Data records:
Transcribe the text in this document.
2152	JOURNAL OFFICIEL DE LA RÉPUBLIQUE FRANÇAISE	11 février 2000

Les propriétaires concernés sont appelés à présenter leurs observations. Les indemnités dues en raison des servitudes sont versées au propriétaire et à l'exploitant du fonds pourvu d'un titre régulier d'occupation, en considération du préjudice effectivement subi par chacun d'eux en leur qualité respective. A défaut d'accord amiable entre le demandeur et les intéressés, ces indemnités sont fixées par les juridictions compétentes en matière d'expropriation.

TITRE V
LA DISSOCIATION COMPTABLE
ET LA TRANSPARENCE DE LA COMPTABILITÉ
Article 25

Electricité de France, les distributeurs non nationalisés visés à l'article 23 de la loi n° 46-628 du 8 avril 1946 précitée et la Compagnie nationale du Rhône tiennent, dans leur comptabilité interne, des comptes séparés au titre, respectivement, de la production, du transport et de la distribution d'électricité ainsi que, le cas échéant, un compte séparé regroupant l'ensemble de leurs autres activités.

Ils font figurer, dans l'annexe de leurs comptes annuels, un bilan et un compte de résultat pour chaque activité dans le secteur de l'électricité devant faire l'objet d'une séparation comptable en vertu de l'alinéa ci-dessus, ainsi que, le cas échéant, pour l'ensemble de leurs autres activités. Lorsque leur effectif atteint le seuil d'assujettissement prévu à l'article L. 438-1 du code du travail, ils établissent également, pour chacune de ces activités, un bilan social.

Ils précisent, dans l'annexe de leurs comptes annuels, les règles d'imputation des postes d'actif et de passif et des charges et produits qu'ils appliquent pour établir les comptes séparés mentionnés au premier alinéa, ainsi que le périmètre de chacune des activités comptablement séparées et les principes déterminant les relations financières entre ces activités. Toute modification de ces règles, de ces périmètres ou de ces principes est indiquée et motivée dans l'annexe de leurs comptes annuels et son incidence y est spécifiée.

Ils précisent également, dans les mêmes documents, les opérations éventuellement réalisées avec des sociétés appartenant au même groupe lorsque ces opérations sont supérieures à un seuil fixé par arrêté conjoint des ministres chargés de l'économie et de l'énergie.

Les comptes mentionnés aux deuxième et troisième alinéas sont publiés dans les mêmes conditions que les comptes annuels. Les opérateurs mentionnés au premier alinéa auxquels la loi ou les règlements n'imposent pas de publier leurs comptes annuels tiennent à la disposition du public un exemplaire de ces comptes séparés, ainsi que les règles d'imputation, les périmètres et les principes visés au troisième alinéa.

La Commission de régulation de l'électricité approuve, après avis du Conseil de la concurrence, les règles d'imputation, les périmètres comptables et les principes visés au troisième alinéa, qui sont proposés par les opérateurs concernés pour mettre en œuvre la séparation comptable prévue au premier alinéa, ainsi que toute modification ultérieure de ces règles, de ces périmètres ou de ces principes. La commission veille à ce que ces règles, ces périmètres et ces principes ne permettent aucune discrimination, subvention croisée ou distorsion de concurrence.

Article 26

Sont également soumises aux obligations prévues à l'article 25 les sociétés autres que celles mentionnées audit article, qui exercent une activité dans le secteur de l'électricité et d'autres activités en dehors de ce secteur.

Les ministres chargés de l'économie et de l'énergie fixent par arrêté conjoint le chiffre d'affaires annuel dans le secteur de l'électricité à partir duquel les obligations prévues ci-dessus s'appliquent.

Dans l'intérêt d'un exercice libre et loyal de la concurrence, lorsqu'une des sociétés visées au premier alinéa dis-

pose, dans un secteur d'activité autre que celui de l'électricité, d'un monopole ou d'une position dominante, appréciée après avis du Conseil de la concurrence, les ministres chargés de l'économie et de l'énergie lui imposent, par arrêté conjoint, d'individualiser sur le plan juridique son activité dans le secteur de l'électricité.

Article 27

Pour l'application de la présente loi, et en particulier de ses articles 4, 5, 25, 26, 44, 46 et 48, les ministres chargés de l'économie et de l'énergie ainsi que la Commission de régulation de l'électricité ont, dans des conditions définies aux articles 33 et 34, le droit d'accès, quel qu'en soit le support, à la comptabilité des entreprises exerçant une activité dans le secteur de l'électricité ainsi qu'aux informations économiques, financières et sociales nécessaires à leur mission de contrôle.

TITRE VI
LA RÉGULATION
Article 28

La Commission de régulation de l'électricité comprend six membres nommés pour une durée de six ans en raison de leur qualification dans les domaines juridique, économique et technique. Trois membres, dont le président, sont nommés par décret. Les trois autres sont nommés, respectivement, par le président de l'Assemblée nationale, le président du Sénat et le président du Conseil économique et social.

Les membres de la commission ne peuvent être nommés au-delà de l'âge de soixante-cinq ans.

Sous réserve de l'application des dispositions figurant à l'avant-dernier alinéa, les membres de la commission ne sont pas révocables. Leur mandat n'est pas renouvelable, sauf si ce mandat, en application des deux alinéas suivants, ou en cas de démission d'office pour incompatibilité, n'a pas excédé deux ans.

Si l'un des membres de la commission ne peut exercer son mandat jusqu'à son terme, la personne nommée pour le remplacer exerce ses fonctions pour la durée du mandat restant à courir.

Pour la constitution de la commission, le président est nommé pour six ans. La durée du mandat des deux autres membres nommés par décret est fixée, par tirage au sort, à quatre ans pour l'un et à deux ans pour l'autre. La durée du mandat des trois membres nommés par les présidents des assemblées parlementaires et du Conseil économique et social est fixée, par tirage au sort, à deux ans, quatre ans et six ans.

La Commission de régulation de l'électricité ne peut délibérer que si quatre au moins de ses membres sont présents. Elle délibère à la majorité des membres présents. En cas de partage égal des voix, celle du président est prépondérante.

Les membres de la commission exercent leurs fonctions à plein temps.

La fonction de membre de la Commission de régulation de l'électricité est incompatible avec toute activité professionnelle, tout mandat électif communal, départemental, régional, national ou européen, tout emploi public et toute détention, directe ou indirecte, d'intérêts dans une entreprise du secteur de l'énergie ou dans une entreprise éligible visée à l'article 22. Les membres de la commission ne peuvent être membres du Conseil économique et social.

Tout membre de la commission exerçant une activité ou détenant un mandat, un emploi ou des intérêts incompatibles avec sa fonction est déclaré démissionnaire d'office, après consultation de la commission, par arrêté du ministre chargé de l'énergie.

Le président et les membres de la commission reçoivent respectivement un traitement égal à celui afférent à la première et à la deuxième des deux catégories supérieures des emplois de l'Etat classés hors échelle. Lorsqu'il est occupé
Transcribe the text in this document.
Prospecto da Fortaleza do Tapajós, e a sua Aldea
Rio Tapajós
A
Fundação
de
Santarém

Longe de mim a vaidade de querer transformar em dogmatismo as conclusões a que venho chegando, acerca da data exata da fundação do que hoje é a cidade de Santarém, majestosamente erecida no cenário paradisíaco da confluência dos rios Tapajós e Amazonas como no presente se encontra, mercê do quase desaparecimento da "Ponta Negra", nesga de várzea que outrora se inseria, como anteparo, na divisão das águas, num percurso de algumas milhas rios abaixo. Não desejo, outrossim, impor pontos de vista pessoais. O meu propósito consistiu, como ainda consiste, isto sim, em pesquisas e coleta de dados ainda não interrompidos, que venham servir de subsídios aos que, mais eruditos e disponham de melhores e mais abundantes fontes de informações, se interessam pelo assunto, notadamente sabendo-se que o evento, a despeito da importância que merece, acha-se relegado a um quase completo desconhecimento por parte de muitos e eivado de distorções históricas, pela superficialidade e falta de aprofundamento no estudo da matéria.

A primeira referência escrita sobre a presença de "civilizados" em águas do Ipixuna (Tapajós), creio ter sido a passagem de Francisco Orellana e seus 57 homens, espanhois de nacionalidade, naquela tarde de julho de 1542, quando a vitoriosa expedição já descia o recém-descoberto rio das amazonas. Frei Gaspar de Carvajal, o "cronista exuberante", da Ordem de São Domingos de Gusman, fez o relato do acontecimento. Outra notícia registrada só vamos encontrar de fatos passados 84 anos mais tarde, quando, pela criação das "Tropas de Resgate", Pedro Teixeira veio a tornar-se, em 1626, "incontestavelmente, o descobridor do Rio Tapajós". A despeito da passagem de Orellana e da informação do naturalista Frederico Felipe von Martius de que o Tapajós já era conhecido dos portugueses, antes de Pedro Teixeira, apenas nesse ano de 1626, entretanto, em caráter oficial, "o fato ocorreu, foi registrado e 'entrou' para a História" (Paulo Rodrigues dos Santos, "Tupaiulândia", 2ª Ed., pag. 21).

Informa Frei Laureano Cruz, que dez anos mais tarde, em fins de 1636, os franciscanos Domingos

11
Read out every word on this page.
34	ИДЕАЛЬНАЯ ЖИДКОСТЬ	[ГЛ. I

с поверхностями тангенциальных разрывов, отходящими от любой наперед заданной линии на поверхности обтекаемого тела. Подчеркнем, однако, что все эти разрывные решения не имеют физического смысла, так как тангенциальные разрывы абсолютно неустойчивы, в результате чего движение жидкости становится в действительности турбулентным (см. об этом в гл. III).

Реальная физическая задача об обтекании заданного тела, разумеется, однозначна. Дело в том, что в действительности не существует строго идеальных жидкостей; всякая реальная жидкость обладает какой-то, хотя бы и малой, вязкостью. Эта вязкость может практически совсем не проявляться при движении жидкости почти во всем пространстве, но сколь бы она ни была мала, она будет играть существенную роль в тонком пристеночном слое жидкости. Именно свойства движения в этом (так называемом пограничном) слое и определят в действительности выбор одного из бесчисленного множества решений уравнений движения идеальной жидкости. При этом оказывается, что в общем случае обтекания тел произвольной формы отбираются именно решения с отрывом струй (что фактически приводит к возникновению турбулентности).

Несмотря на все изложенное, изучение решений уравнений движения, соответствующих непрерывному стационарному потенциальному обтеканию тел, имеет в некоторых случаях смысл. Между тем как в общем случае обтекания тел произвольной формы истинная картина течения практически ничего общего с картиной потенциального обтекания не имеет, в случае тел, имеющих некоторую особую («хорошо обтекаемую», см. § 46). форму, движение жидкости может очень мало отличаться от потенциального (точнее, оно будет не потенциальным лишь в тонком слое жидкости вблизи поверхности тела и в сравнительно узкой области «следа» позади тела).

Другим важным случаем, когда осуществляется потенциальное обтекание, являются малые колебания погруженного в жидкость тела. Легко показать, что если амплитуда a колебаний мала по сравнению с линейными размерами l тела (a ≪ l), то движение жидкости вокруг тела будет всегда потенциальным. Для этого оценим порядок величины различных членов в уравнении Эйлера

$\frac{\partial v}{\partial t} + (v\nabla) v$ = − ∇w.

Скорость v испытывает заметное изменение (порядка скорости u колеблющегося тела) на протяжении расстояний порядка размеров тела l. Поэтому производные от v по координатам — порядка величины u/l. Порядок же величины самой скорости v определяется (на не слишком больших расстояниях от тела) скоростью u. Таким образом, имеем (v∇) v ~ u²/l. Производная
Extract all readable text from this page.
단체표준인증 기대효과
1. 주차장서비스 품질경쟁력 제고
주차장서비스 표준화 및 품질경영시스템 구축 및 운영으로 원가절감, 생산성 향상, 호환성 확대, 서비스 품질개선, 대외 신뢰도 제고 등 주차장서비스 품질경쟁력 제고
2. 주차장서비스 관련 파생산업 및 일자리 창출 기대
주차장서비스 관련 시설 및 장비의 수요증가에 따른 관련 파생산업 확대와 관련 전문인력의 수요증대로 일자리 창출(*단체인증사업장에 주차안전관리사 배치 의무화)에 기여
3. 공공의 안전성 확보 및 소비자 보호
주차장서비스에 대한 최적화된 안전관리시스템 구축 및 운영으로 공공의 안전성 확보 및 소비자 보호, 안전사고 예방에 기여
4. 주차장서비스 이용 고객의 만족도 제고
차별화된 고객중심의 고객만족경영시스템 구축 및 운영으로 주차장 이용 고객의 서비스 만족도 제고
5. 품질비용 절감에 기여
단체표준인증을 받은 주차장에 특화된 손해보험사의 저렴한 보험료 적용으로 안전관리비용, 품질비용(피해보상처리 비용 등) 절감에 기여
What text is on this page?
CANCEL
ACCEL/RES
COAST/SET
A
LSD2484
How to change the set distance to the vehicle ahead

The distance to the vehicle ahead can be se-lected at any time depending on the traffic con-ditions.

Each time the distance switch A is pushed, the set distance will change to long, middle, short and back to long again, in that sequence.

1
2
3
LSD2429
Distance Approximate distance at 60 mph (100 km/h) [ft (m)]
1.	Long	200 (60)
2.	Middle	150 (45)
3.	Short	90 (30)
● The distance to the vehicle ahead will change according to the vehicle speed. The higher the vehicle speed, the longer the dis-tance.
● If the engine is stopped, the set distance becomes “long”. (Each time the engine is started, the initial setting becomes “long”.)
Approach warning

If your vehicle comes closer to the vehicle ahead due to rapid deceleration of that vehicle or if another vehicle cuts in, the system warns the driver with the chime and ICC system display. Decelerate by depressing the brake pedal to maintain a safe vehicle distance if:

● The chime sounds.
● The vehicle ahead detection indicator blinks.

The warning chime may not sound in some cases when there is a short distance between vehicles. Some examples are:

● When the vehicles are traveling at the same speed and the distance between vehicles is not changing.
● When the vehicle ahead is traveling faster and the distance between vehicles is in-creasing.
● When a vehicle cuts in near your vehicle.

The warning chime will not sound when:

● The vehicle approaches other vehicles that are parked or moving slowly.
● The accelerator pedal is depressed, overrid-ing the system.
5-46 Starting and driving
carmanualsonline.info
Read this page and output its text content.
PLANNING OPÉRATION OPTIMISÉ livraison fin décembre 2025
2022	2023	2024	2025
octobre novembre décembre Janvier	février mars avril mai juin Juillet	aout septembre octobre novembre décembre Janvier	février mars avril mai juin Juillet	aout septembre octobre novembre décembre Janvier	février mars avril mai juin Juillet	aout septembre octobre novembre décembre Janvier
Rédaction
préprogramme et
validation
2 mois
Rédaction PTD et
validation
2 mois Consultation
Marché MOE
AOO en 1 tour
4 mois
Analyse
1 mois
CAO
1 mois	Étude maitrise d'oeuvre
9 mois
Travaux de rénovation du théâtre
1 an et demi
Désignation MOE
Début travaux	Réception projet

| STATED GOAL |
Scan the listing above and copy all lines containing the word "traveling".

| EXERCISE RESULT |
● When the vehicles are traveling at the same speed and the distance between vehicles is not changing.
● When the vehicle ahead is traveling faster and the distance between vehicles is in-creasing.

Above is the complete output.